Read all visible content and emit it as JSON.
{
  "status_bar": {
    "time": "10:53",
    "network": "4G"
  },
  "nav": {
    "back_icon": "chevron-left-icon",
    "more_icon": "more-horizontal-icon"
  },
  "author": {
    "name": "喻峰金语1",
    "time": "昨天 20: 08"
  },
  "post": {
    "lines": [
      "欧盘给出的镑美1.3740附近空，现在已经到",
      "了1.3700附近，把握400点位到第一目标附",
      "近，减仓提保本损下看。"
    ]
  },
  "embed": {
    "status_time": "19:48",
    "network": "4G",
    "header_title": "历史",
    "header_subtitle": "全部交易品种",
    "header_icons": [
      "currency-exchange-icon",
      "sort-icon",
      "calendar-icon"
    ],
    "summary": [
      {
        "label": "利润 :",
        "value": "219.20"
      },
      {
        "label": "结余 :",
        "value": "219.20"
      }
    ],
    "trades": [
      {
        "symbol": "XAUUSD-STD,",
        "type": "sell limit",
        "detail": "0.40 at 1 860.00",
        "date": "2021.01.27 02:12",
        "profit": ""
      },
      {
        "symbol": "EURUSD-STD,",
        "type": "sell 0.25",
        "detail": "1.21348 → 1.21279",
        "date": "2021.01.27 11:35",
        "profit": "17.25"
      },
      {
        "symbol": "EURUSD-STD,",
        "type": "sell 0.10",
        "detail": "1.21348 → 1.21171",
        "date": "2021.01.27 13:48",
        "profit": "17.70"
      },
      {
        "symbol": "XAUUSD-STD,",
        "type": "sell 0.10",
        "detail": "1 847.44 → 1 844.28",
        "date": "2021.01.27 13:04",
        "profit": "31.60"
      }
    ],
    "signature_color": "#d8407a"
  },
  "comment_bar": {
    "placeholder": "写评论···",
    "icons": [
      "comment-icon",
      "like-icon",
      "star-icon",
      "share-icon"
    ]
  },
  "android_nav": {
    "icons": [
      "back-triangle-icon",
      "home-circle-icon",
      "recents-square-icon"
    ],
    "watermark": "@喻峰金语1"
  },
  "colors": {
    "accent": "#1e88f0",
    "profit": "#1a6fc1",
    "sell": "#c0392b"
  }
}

______________________________

* Task goal
Copy each record from above exactly, and include every line.

* Completed exercise
Read all visible content and emit it as JSON.
{
  "status_bar": {
    "time": "10:53",
    "network": "4G"
  },
  "nav": {
    "back_icon": "chevron-left-icon",
    "more_icon": "more-horizontal-icon"
  },
  "author": {
    "name": "喻峰金语1",
    "time": "昨天 20: 08"
  },
  "post": {
    "lines": [
      "欧盘给出的镑美1.3740附近空，现在已经到",
      "了1.3700附近，把握400点位到第一目标附",
      "近，减仓提保本损下看。"
    ]
  },
  "embed": {
    "status_time": "19:48",
    "network": "4G",
    "header_title": "历史",
    "header_subtitle": "全部交易品种",
    "header_icons": [
      "currency-exchange-icon",
      "sort-icon",
      "calendar-icon"
    ],
    "summary": [
      {
        "label": "利润 :",
        "value": "219.20"
      },
      {
        "label": "结余 :",
        "value": "219.20"
      }
    ],
    "trades": [
      {
        "symbol": "XAUUSD-STD,",
        "type": "sell limit",
        "detail": "0.40 at 1 860.00",
        "date": "2021.01.27 02:12",
        "profit": ""
      },
      {
        "symbol": "EURUSD-STD,",
        "type": "sell 0.25",
        "detail": "1.21348 → 1.21279",
        "date": "2021.01.27 11:35",
        "profit": "17.25"
      },
      {
        "symbol": "EURUSD-STD,",
        "type": "sell 0.10",
        "detail": "1.21348 → 1.21171",
        "date": "2021.01.27 13:48",
        "profit": "17.70"
      },
      {
        "symbol": "XAUUSD-STD,",
        "type": "sell 0.10",
        "detail": "1 847.44 → 1 844.28",
        "date": "2021.01.27 13:04",
        "profit": "31.60"
      }
    ],
    "signature_color": "#d8407a"
  },
  "comment_bar": {
    "placeholder": "写评论···",
    "icons": [
      "comment-icon",
      "like-icon",
      "star-icon",
      "share-icon"
    ]
  },
  "android_nav": {
    "icons": [
      "back-triangle-icon",
      "home-circle-icon",
      "recents-square-icon"
    ],
    "watermark": "@喻峰金语1"
  },
  "colors": {
    "accent": "#1e88f0",
    "profit": "#1a6fc1",
    "sell": "#c0392b"
  }
}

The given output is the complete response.